**What is expected**: Set all the material down again unchanged, without the pictures.

## start Information shown

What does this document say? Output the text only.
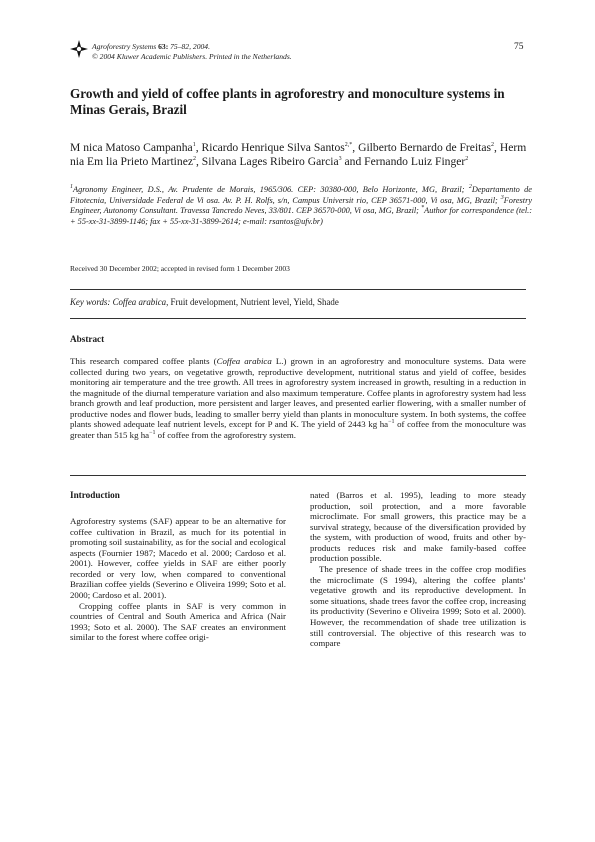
Agroforestry Systems 63: 75–82, 2004.
© 2004 Kluwer Academic Publishers. Printed in the Netherlands.
75
Growth and yield of coffee plants in agroforestry and monoculture systems in Minas Gerais, Brazil
M nica Matoso Campanha$^1$, Ricardo Henrique Silva Santos$^{2,*}$, Gilberto Bernardo de Freitas$^2$, Herm nia Em lia Prieto Martinez$^2$, Silvana Lages Ribeiro Garcia$^3$ and Fernando Luiz Finger$^2$
$^1$Agronomy Engineer, D.S., Av. Prudente de Morais, 1965/306. CEP: 30380-000, Belo Horizonte, MG, Brazil; $^2$Departamento de Fitotecnia, Universidade Federal de Vi osa. Av. P. H. Rolfs, s/n, Campus Universit rio, CEP 36571-000, Vi osa, MG, Brazil; $^3$Forestry Engineer, Autonomy Consultant. Travessa Tancredo Neves, 33/801. CEP 36570-000, Vi osa, MG, Brazil; *Author for correspondence (tel.: + 55-xx-31-3899-1146; fax + 55-xx-31-3899-2614; e-mail: rsantos@ufv.br)
Received 30 December 2002; accepted in revised form 1 December 2003
Key words: Coffea arabica, Fruit development, Nutrient level, Yield, Shade
Abstract
This research compared coffee plants (Coffea arabica L.) grown in an agroforestry and monoculture systems. Data were collected during two years, on vegetative growth, reproductive development, nutritional status and yield of coffee, besides monitoring air temperature and the tree growth. All trees in agroforestry system increased in growth, resulting in a reduction in the magnitude of the diurnal temperature variation and also maximum temperature. Coffee plants in agroforestry system had less branch growth and leaf production, more persistent and larger leaves, and presented earlier flowering, with a smaller number of productive nodes and flower buds, leading to smaller berry yield than plants in monoculture system. In both systems, the coffee plants showed adequate leaf nutrient levels, except for P and K. The yield of 2443 kg $ha^{-1}$ of coffee from the monoculture was greater than 515 kg $ha^{-1}$ of coffee from the agroforestry system.
Introduction

Agroforestry systems (SAF) appear to be an alternative for coffee cultivation in Brazil, as much for its potential in promoting soil sustainability, as for the social and ecological aspects (Fournier 1987; Macedo et al. 2000; Cardoso et al. 2001). However, coffee yields in SAF are either poorly recorded or very low, when compared to conventional Brazilian coffee yields (Severino e Oliveira 1999; Soto et al. 2000; Cardoso et al. 2001).

Cropping coffee plants in SAF is very common in countries of Central and South America and Africa (Nair 1993; Soto et al. 2000). The SAF creates an environment similar to the forest where coffee origi-

nated (Barros et al. 1995), leading to more steady production, soil protection, and a more favorable microclimate. For small growers, this practice may be a survival strategy, because of the diversification provided by the system, with production of wood, fruits and other by-products reduces risk and make family-based coffee production possible.

The presence of shade trees in the coffee crop modifies the microclimate (S 1994), altering the coffee plants’ vegetative growth and its reproductive development. In some situations, shade trees favor the coffee crop, increasing its productivity (Severino e Oliveira 1999; Soto et al. 2000). However, the recommendation of shade tree utilization is still controversial. The objective of this research was to compare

## end Information shown

**Result below**:
What does this document say? Output the text only.
Agroforestry Systems 63: 75–82, 2004.
© 2004 Kluwer Academic Publishers. Printed in the Netherlands.
75
Growth and yield of coffee plants in agroforestry and monoculture systems in Minas Gerais, Brazil
M nica Matoso Campanha$^1$, Ricardo Henrique Silva Santos$^{2,*}$, Gilberto Bernardo de Freitas$^2$, Herm nia Em lia Prieto Martinez$^2$, Silvana Lages Ribeiro Garcia$^3$ and Fernando Luiz Finger$^2$
$^1$Agronomy Engineer, D.S., Av. Prudente de Morais, 1965/306. CEP: 30380-000, Belo Horizonte, MG, Brazil; $^2$Departamento de Fitotecnia, Universidade Federal de Vi osa. Av. P. H. Rolfs, s/n, Campus Universit rio, CEP 36571-000, Vi osa, MG, Brazil; $^3$Forestry Engineer, Autonomy Consultant. Travessa Tancredo Neves, 33/801. CEP 36570-000, Vi osa, MG, Brazil; *Author for correspondence (tel.: + 55-xx-31-3899-1146; fax + 55-xx-31-3899-2614; e-mail: rsantos@ufv.br)
Received 30 December 2002; accepted in revised form 1 December 2003
Key words: Coffea arabica, Fruit development, Nutrient level, Yield, Shade
Abstract
This research compared coffee plants (Coffea arabica L.) grown in an agroforestry and monoculture systems. Data were collected during two years, on vegetative growth, reproductive development, nutritional status and yield of coffee, besides monitoring air temperature and the tree growth. All trees in agroforestry system increased in growth, resulting in a reduction in the magnitude of the diurnal temperature variation and also maximum temperature. Coffee plants in agroforestry system had less branch growth and leaf production, more persistent and larger leaves, and presented earlier flowering, with a smaller number of productive nodes and flower buds, leading to smaller berry yield than plants in monoculture system. In both systems, the coffee plants showed adequate leaf nutrient levels, except for P and K. The yield of 2443 kg $ha^{-1}$ of coffee from the monoculture was greater than 515 kg $ha^{-1}$ of coffee from the agroforestry system.
Introduction

Agroforestry systems (SAF) appear to be an alternative for coffee cultivation in Brazil, as much for its potential in promoting soil sustainability, as for the social and ecological aspects (Fournier 1987; Macedo et al. 2000; Cardoso et al. 2001). However, coffee yields in SAF are either poorly recorded or very low, when compared to conventional Brazilian coffee yields (Severino e Oliveira 1999; Soto et al. 2000; Cardoso et al. 2001).

Cropping coffee plants in SAF is very common in countries of Central and South America and Africa (Nair 1993; Soto et al. 2000). The SAF creates an environment similar to the forest where coffee origi-

nated (Barros et al. 1995), leading to more steady production, soil protection, and a more favorable microclimate. For small growers, this practice may be a survival strategy, because of the diversification provided by the system, with production of wood, fruits and other by-products reduces risk and make family-based coffee production possible.

The presence of shade trees in the coffee crop modifies the microclimate (S 1994), altering the coffee plants’ vegetative growth and its reproductive development. In some situations, shade trees favor the coffee crop, increasing its productivity (Severino e Oliveira 1999; Soto et al. 2000). However, the recommendation of shade tree utilization is still controversial. The objective of this research was to compare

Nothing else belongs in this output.